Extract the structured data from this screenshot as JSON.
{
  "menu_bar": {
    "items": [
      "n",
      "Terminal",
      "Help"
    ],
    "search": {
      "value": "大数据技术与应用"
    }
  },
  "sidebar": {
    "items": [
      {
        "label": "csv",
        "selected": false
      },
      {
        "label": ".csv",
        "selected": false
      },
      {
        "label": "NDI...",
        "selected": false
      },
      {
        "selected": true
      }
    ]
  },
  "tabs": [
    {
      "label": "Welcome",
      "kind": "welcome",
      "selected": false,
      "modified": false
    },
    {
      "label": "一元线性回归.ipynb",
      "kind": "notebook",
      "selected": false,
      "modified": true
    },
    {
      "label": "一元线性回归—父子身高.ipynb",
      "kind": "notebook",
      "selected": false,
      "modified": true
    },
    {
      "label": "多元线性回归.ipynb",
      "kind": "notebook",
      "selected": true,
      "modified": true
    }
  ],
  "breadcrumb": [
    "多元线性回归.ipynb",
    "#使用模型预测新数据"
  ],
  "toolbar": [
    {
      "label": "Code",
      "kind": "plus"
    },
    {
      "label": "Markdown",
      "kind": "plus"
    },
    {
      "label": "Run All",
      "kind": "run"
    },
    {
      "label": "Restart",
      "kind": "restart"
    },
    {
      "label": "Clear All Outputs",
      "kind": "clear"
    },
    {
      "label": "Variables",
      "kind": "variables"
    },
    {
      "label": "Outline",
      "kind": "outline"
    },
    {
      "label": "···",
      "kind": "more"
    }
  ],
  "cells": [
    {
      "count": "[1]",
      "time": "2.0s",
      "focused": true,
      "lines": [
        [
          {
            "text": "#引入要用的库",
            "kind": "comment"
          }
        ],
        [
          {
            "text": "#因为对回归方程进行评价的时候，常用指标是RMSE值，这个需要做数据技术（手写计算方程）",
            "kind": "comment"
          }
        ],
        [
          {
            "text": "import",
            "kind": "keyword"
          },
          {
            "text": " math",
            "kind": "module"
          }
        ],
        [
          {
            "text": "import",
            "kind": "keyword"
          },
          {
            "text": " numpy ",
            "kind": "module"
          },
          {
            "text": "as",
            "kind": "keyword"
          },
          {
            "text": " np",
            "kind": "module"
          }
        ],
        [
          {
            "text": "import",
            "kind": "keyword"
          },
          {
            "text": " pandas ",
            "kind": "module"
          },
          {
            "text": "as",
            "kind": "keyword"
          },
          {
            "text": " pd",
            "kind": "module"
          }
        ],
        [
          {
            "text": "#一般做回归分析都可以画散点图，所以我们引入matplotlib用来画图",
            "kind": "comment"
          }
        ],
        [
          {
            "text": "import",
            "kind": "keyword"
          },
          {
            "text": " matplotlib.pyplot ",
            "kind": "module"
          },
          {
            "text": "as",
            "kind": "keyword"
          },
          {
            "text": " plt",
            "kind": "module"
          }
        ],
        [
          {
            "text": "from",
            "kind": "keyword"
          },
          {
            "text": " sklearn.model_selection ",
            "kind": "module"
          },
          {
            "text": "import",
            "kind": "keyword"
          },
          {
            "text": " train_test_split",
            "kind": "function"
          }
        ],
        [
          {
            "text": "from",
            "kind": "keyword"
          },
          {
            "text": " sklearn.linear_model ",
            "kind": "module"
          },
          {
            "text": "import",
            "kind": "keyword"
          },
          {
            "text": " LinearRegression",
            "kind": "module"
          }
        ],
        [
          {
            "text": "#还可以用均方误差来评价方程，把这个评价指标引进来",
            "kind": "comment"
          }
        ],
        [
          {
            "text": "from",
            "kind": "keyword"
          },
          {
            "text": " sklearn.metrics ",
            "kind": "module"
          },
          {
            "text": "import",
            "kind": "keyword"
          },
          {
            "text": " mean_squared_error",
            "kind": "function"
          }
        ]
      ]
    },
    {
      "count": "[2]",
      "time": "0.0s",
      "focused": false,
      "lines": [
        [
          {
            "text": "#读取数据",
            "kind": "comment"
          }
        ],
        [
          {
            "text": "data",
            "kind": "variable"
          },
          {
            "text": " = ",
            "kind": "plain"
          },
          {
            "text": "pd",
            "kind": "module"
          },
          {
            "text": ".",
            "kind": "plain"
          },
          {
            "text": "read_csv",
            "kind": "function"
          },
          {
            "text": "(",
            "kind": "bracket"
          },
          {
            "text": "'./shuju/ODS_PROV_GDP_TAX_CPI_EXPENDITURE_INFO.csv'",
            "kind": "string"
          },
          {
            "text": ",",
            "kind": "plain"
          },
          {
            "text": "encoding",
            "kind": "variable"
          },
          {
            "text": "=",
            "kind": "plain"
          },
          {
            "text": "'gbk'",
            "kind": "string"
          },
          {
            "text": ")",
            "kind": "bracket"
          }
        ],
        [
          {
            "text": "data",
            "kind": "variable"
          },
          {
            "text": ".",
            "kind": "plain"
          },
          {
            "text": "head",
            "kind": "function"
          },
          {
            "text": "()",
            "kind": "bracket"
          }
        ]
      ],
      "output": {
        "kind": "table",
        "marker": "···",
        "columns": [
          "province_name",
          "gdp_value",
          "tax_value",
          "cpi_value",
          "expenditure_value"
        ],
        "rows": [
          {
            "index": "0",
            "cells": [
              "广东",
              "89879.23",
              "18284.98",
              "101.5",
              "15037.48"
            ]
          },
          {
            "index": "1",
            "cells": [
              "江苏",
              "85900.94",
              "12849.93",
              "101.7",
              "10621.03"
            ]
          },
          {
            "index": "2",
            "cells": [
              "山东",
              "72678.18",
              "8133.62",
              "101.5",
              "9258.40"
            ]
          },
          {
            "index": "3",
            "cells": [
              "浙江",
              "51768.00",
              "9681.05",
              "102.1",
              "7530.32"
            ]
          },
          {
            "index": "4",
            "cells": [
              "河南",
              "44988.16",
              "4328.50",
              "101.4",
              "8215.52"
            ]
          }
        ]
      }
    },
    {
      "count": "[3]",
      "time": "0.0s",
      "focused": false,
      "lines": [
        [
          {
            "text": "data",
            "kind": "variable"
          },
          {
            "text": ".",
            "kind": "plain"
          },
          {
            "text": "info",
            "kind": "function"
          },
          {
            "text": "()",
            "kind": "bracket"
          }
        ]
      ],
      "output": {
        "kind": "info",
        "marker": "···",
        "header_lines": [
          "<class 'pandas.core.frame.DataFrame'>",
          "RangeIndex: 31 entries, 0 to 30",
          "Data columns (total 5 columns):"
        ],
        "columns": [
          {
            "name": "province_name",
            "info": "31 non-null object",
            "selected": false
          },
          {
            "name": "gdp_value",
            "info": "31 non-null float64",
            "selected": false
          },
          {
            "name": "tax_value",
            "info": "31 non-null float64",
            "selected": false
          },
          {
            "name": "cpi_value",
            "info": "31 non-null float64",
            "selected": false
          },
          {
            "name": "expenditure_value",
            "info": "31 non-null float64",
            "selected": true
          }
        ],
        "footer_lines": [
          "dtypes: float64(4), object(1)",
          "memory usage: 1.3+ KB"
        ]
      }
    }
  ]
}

### Given problem
Type the material above out again, exactly.

### The reply
Extract the structured data from this screenshot as JSON.
{
  "menu_bar": {
    "items": [
      "n",
      "Terminal",
      "Help"
    ],
    "search": {
      "value": "大数据技术与应用"
    }
  },
  "sidebar": {
    "items": [
      {
        "label": "csv",
        "selected": false
      },
      {
        "label": ".csv",
        "selected": false
      },
      {
        "label": "NDI...",
        "selected": false
      },
      {
        "selected": true
      }
    ]
  },
  "tabs": [
    {
      "label": "Welcome",
      "kind": "welcome",
      "selected": false,
      "modified": false
    },
    {
      "label": "一元线性回归.ipynb",
      "kind": "notebook",
      "selected": false,
      "modified": true
    },
    {
      "label": "一元线性回归—父子身高.ipynb",
      "kind": "notebook",
      "selected": false,
      "modified": true
    },
    {
      "label": "多元线性回归.ipynb",
      "kind": "notebook",
      "selected": true,
      "modified": true
    }
  ],
  "breadcrumb": [
    "多元线性回归.ipynb",
    "#使用模型预测新数据"
  ],
  "toolbar": [
    {
      "label": "Code",
      "kind": "plus"
    },
    {
      "label": "Markdown",
      "kind": "plus"
    },
    {
      "label": "Run All",
      "kind": "run"
    },
    {
      "label": "Restart",
      "kind": "restart"
    },
    {
      "label": "Clear All Outputs",
      "kind": "clear"
    },
    {
      "label": "Variables",
      "kind": "variables"
    },
    {
      "label": "Outline",
      "kind": "outline"
    },
    {
      "label": "···",
      "kind": "more"
    }
  ],
  "cells": [
    {
      "count": "[1]",
      "time": "2.0s",
      "focused": true,
      "lines": [
        [
          {
            "text": "#引入要用的库",
            "kind": "comment"
          }
        ],
        [
          {
            "text": "#因为对回归方程进行评价的时候，常用指标是RMSE值，这个需要做数据技术（手写计算方程）",
            "kind": "comment"
          }
        ],
        [
          {
            "text": "import",
            "kind": "keyword"
          },
          {
            "text": " math",
            "kind": "module"
          }
        ],
        [
          {
            "text": "import",
            "kind": "keyword"
          },
          {
            "text": " numpy ",
            "kind": "module"
          },
          {
            "text": "as",
            "kind": "keyword"
          },
          {
            "text": " np",
            "kind": "module"
          }
        ],
        [
          {
            "text": "import",
            "kind": "keyword"
          },
          {
            "text": " pandas ",
            "kind": "module"
          },
          {
            "text": "as",
            "kind": "keyword"
          },
          {
            "text": " pd",
            "kind": "module"
          }
        ],
        [
          {
            "text": "#一般做回归分析都可以画散点图，所以我们引入matplotlib用来画图",
            "kind": "comment"
          }
        ],
        [
          {
            "text": "import",
            "kind": "keyword"
          },
          {
            "text": " matplotlib.pyplot ",
            "kind": "module"
          },
          {
            "text": "as",
            "kind": "keyword"
          },
          {
            "text": " plt",
            "kind": "module"
          }
        ],
        [
          {
            "text": "from",
            "kind": "keyword"
          },
          {
            "text": " sklearn.model_selection ",
            "kind": "module"
          },
          {
            "text": "import",
            "kind": "keyword"
          },
          {
            "text": " train_test_split",
            "kind": "function"
          }
        ],
        [
          {
            "text": "from",
            "kind": "keyword"
          },
          {
            "text": " sklearn.linear_model ",
            "kind": "module"
          },
          {
            "text": "import",
            "kind": "keyword"
          },
          {
            "text": " LinearRegression",
            "kind": "module"
          }
        ],
        [
          {
            "text": "#还可以用均方误差来评价方程，把这个评价指标引进来",
            "kind": "comment"
          }
        ],
        [
          {
            "text": "from",
            "kind": "keyword"
          },
          {
            "text": " sklearn.metrics ",
            "kind": "module"
          },
          {
            "text": "import",
            "kind": "keyword"
          },
          {
            "text": " mean_squared_error",
            "kind": "function"
          }
        ]
      ]
    },
    {
      "count": "[2]",
      "time": "0.0s",
      "focused": false,
      "lines": [
        [
          {
            "text": "#读取数据",
            "kind": "comment"
          }
        ],
        [
          {
            "text": "data",
            "kind": "variable"
          },
          {
            "text": " = ",
            "kind": "plain"
          },
          {
            "text": "pd",
            "kind": "module"
          },
          {
            "text": ".",
            "kind": "plain"
          },
          {
            "text": "read_csv",
            "kind": "function"
          },
          {
            "text": "(",
            "kind": "bracket"
          },
          {
            "text": "'./shuju/ODS_PROV_GDP_TAX_CPI_EXPENDITURE_INFO.csv'",
            "kind": "string"
          },
          {
            "text": ",",
            "kind": "plain"
          },
          {
            "text": "encoding",
            "kind": "variable"
          },
          {
            "text": "=",
            "kind": "plain"
          },
          {
            "text": "'gbk'",
            "kind": "string"
          },
          {
            "text": ")",
            "kind": "bracket"
          }
        ],
        [
          {
            "text": "data",
            "kind": "variable"
          },
          {
            "text": ".",
            "kind": "plain"
          },
          {
            "text": "head",
            "kind": "function"
          },
          {
            "text": "()",
            "kind": "bracket"
          }
        ]
      ],
      "output": {
        "kind": "table",
        "marker": "···",
        "columns": [
          "province_name",
          "gdp_value",
          "tax_value",
          "cpi_value",
          "expenditure_value"
        ],
        "rows": [
          {
            "index": "0",
            "cells": [
              "广东",
              "89879.23",
              "18284.98",
              "101.5",
              "15037.48"
            ]
          },
          {
            "index": "1",
            "cells": [
              "江苏",
              "85900.94",
              "12849.93",
              "101.7",
              "10621.03"
            ]
          },
          {
            "index": "2",
            "cells": [
              "山东",
              "72678.18",
              "8133.62",
              "101.5",
              "9258.40"
            ]
          },
          {
            "index": "3",
            "cells": [
              "浙江",
              "51768.00",
              "9681.05",
              "102.1",
              "7530.32"
            ]
          },
          {
            "index": "4",
            "cells": [
              "河南",
              "44988.16",
              "4328.50",
              "101.4",
              "8215.52"
            ]
          }
        ]
      }
    },
    {
      "count": "[3]",
      "time": "0.0s",
      "focused": false,
      "lines": [
        [
          {
            "text": "data",
            "kind": "variable"
          },
          {
            "text": ".",
            "kind": "plain"
          },
          {
            "text": "info",
            "kind": "function"
          },
          {
            "text": "()",
            "kind": "bracket"
          }
        ]
      ],
      "output": {
        "kind": "info",
        "marker": "···",
        "header_lines": [
          "<class 'pandas.core.frame.DataFrame'>",
          "RangeIndex: 31 entries, 0 to 30",
          "Data columns (total 5 columns):"
        ],
        "columns": [
          {
            "name": "province_name",
            "info": "31 non-null object",
            "selected": false
          },
          {
            "name": "gdp_value",
            "info": "31 non-null float64",
            "selected": false
          },
          {
            "name": "tax_value",
            "info": "31 non-null float64",
            "selected": false
          },
          {
            "name": "cpi_value",
            "info": "31 non-null float64",
            "selected": false
          },
          {
            "name": "expenditure_value",
            "info": "31 non-null float64",
            "selected": true
          }
        ],
        "footer_lines": [
          "dtypes: float64(4), object(1)",
          "memory usage: 1.3+ KB"
        ]
      }
    }
  ]
}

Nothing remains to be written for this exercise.